**Problem to work on**
Repeat every record below exactly as written.

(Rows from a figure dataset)
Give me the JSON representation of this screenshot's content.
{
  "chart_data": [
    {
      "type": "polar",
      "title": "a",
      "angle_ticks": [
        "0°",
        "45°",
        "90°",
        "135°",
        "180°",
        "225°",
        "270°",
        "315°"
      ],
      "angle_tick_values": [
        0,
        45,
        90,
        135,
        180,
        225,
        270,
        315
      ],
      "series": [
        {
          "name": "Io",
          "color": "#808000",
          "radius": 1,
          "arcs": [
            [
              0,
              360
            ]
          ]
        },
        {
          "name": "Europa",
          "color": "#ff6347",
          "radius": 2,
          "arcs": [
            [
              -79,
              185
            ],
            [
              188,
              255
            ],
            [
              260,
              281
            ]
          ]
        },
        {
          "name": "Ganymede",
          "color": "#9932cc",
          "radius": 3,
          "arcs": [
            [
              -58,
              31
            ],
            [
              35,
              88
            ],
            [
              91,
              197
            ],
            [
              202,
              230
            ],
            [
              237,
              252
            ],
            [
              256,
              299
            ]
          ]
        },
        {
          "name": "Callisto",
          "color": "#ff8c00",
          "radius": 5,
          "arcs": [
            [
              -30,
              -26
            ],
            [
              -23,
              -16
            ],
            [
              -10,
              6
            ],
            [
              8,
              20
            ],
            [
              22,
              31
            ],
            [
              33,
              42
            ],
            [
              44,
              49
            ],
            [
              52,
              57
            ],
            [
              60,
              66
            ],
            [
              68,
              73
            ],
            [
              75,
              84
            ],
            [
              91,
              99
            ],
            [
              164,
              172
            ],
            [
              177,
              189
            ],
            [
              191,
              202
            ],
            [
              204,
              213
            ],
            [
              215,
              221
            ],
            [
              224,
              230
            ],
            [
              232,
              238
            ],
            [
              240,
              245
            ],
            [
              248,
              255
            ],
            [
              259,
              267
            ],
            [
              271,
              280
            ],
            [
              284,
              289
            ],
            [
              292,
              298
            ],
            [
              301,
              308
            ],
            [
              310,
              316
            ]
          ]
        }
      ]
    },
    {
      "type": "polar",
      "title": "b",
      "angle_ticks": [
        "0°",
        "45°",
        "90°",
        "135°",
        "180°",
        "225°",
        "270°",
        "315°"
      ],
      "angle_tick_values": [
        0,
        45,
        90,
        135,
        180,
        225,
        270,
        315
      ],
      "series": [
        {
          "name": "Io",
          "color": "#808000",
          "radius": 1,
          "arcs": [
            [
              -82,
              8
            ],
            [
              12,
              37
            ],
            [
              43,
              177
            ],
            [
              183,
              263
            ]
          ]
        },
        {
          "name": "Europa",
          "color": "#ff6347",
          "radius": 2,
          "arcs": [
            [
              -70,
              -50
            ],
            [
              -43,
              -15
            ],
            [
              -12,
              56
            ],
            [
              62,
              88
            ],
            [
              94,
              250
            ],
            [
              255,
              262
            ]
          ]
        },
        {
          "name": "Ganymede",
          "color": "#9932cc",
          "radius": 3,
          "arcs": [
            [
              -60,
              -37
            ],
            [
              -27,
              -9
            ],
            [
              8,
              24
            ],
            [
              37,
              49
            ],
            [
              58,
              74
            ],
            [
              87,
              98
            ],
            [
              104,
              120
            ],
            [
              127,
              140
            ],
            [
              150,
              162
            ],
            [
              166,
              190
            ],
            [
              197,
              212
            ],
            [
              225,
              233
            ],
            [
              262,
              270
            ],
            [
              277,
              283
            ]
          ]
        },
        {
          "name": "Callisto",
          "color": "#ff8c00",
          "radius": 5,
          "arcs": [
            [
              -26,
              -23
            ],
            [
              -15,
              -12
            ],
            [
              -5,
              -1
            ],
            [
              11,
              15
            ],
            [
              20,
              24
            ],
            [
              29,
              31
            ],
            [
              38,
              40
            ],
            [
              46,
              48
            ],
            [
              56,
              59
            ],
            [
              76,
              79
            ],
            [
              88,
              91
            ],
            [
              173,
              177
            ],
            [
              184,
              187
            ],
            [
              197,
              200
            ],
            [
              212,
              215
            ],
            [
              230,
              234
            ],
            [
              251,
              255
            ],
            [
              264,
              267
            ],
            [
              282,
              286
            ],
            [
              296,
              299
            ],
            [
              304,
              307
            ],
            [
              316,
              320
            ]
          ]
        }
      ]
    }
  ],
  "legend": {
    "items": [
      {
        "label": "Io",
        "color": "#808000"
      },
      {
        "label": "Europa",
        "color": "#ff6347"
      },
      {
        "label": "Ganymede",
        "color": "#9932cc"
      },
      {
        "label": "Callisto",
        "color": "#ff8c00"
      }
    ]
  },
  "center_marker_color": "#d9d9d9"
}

**Solution**
Give me the JSON representation of this screenshot's content.
{
  "chart_data": [
    {
      "type": "polar",
      "title": "a",
      "angle_ticks": [
        "0°",
        "45°",
        "90°",
        "135°",
        "180°",
        "225°",
        "270°",
        "315°"
      ],
      "angle_tick_values": [
        0,
        45,
        90,
        135,
        180,
        225,
        270,
        315
      ],
      "series": [
        {
          "name": "Io",
          "color": "#808000",
          "radius": 1,
          "arcs": [
            [
              0,
              360
            ]
          ]
        },
        {
          "name": "Europa",
          "color": "#ff6347",
          "radius": 2,
          "arcs": [
            [
              -79,
              185
            ],
            [
              188,
              255
            ],
            [
              260,
              281
            ]
          ]
        },
        {
          "name": "Ganymede",
          "color": "#9932cc",
          "radius": 3,
          "arcs": [
            [
              -58,
              31
            ],
            [
              35,
              88
            ],
            [
              91,
              197
            ],
            [
              202,
              230
            ],
            [
              237,
              252
            ],
            [
              256,
              299
            ]
          ]
        },
        {
          "name": "Callisto",
          "color": "#ff8c00",
          "radius": 5,
          "arcs": [
            [
              -30,
              -26
            ],
            [
              -23,
              -16
            ],
            [
              -10,
              6
            ],
            [
              8,
              20
            ],
            [
              22,
              31
            ],
            [
              33,
              42
            ],
            [
              44,
              49
            ],
            [
              52,
              57
            ],
            [
              60,
              66
            ],
            [
              68,
              73
            ],
            [
              75,
              84
            ],
            [
              91,
              99
            ],
            [
              164,
              172
            ],
            [
              177,
              189
            ],
            [
              191,
              202
            ],
            [
              204,
              213
            ],
            [
              215,
              221
            ],
            [
              224,
              230
            ],
            [
              232,
              238
            ],
            [
              240,
              245
            ],
            [
              248,
              255
            ],
            [
              259,
              267
            ],
            [
              271,
              280
            ],
            [
              284,
              289
            ],
            [
              292,
              298
            ],
            [
              301,
              308
            ],
            [
              310,
              316
            ]
          ]
        }
      ]
    },
    {
      "type": "polar",
      "title": "b",
      "angle_ticks": [
        "0°",
        "45°",
        "90°",
        "135°",
        "180°",
        "225°",
        "270°",
        "315°"
      ],
      "angle_tick_values": [
        0,
        45,
        90,
        135,
        180,
        225,
        270,
        315
      ],
      "series": [
        {
          "name": "Io",
          "color": "#808000",
          "radius": 1,
          "arcs": [
            [
              -82,
              8
            ],
            [
              12,
              37
            ],
            [
              43,
              177
            ],
            [
              183,
              263
            ]
          ]
        },
        {
          "name": "Europa",
          "color": "#ff6347",
          "radius": 2,
          "arcs": [
            [
              -70,
              -50
            ],
            [
              -43,
              -15
            ],
            [
              -12,
              56
            ],
            [
              62,
              88
            ],
            [
              94,
              250
            ],
            [
              255,
              262
            ]
          ]
        },
        {
          "name": "Ganymede",
          "color": "#9932cc",
          "radius": 3,
          "arcs": [
            [
              -60,
              -37
            ],
            [
              -27,
              -9
            ],
            [
              8,
              24
            ],
            [
              37,
              49
            ],
            [
              58,
              74
            ],
            [
              87,
              98
            ],
            [
              104,
              120
            ],
            [
              127,
              140
            ],
            [
              150,
              162
            ],
            [
              166,
              190
            ],
            [
              197,
              212
            ],
            [
              225,
              233
            ],
            [
              262,
              270
            ],
            [
              277,
              283
            ]
          ]
        },
        {
          "name": "Callisto",
          "color": "#ff8c00",
          "radius": 5,
          "arcs": [
            [
              -26,
              -23
            ],
            [
              -15,
              -12
            ],
            [
              -5,
              -1
            ],
            [
              11,
              15
            ],
            [
              20,
              24
            ],
            [
              29,
              31
            ],
            [
              38,
              40
            ],
            [
              46,
              48
            ],
            [
              56,
              59
            ],
            [
              76,
              79
            ],
            [
              88,
              91
            ],
            [
              173,
              177
            ],
            [
              184,
              187
            ],
            [
              197,
              200
            ],
            [
              212,
              215
            ],
            [
              230,
              234
            ],
            [
              251,
              255
            ],
            [
              264,
              267
            ],
            [
              282,
              286
            ],
            [
              296,
              299
            ],
            [
              304,
              307
            ],
            [
              316,
              320
            ]
          ]
        }
      ]
    }
  ],
  "legend": {
    "items": [
      {
        "label": "Io",
        "color": "#808000"
      },
      {
        "label": "Europa",
        "color": "#ff6347"
      },
      {
        "label": "Ganymede",
        "color": "#9932cc"
      },
      {
        "label": "Callisto",
        "color": "#ff8c00"
      }
    ]
  },
  "center_marker_color": "#d9d9d9"
}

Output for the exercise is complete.